* [Data shown]
----

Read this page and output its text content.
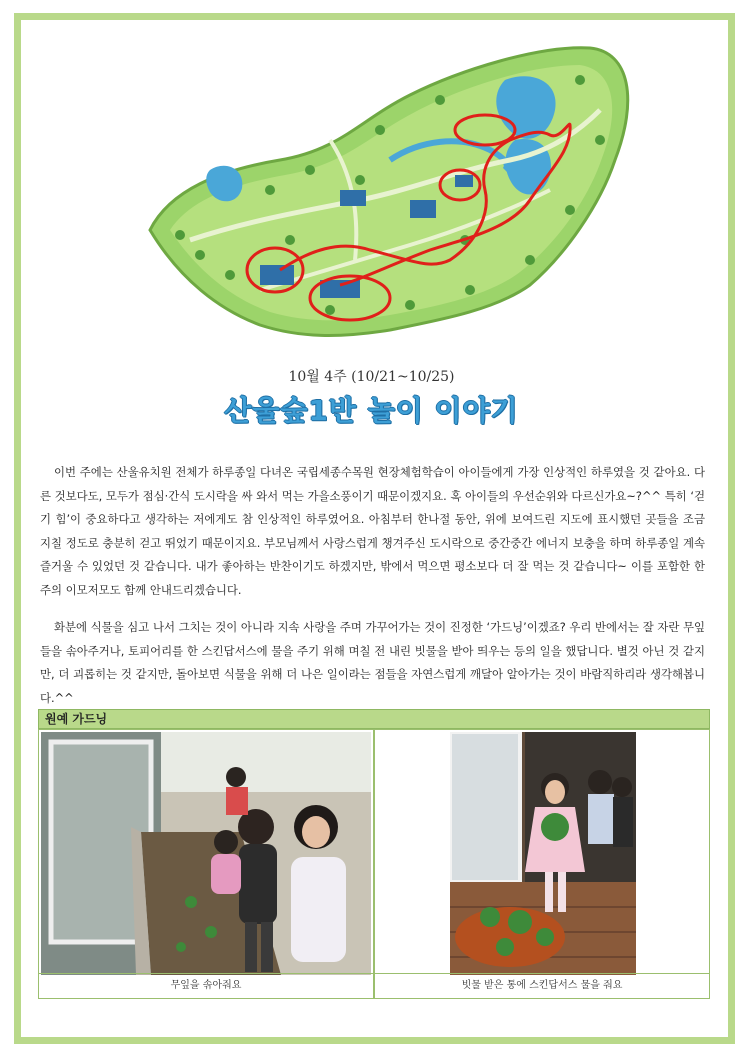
10월 4주 (10/21~10/25)
산울숲1반 놀이 이야기

이번 주에는 산울유치원 전체가 하루종일 다녀온 국립세종수목원 현장체험학습이 아이들에게 가장 인상적인 하루였을 것 같아요. 다른 것보다도, 모두가 점심·간식 도시락을 싸 와서 먹는 가을소풍이기 때문이겠지요. 혹 아이들의 우선순위와 다르신가요~?^^ 특히 ‘걷기 힘’이 중요하다고 생각하는 저에게도 참 인상적인 하루였어요. 아침부터 한나절 동안, 위에 보여드린 지도에 표시했던 곳들을 조금 지칠 정도로 충분히 걷고 뛰었기 때문이지요. 부모님께서 사랑스럽게 챙겨주신 도시락으로 중간중간 에너지 보충을 하며 하루종일 계속 즐거울 수 있었던 것 같습니다. 내가 좋아하는 반찬이기도 하겠지만, 밖에서 먹으면 평소보다 더 잘 먹는 것 같습니다~ 이를 포함한 한 주의 이모저모도 함께 안내드리겠습니다.

화분에 식물을 심고 나서 그치는 것이 아니라 지속 사랑을 주며 가꾸어가는 것이 진정한 ‘가드닝’이겠죠? 우리 반에서는 잘 자란 무잎들을 솎아주거나, 토피어리를 한 스킨답서스에 물을 주기 위해 며칠 전 내린 빗물을 받아 띄우는 등의 일을 했답니다. 별것 아닌 것 같지만, 더 괴롭히는 것 같지만, 돌아보면 식물을 위해 더 나은 일이라는 점들을 자연스럽게 깨달아 알아가는 것이 바람직하리라 생각해봅니다.^^

원예 가드닝
무잎을 솎아줘요	빗물 받은 통에 스킨답서스 물을 줘요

----

* [Requirements] Every record must be copied exactly, with images dropped from the result.

* [Full response]
Read this page and output its text content.
10월 4주 (10/21~10/25)
산울숲1반 놀이 이야기

이번 주에는 산울유치원 전체가 하루종일 다녀온 국립세종수목원 현장체험학습이 아이들에게 가장 인상적인 하루였을 것 같아요. 다른 것보다도, 모두가 점심·간식 도시락을 싸 와서 먹는 가을소풍이기 때문이겠지요. 혹 아이들의 우선순위와 다르신가요~?^^ 특히 ‘걷기 힘’이 중요하다고 생각하는 저에게도 참 인상적인 하루였어요. 아침부터 한나절 동안, 위에 보여드린 지도에 표시했던 곳들을 조금 지칠 정도로 충분히 걷고 뛰었기 때문이지요. 부모님께서 사랑스럽게 챙겨주신 도시락으로 중간중간 에너지 보충을 하며 하루종일 계속 즐거울 수 있었던 것 같습니다. 내가 좋아하는 반찬이기도 하겠지만, 밖에서 먹으면 평소보다 더 잘 먹는 것 같습니다~ 이를 포함한 한 주의 이모저모도 함께 안내드리겠습니다.

화분에 식물을 심고 나서 그치는 것이 아니라 지속 사랑을 주며 가꾸어가는 것이 진정한 ‘가드닝’이겠죠? 우리 반에서는 잘 자란 무잎들을 솎아주거나, 토피어리를 한 스킨답서스에 물을 주기 위해 며칠 전 내린 빗물을 받아 띄우는 등의 일을 했답니다. 별것 아닌 것 같지만, 더 괴롭히는 것 같지만, 돌아보면 식물을 위해 더 나은 일이라는 점들을 자연스럽게 깨달아 알아가는 것이 바람직하리라 생각해봅니다.^^

원예 가드닝
무잎을 솎아줘요	빗물 받은 통에 스킨답서스 물을 줘요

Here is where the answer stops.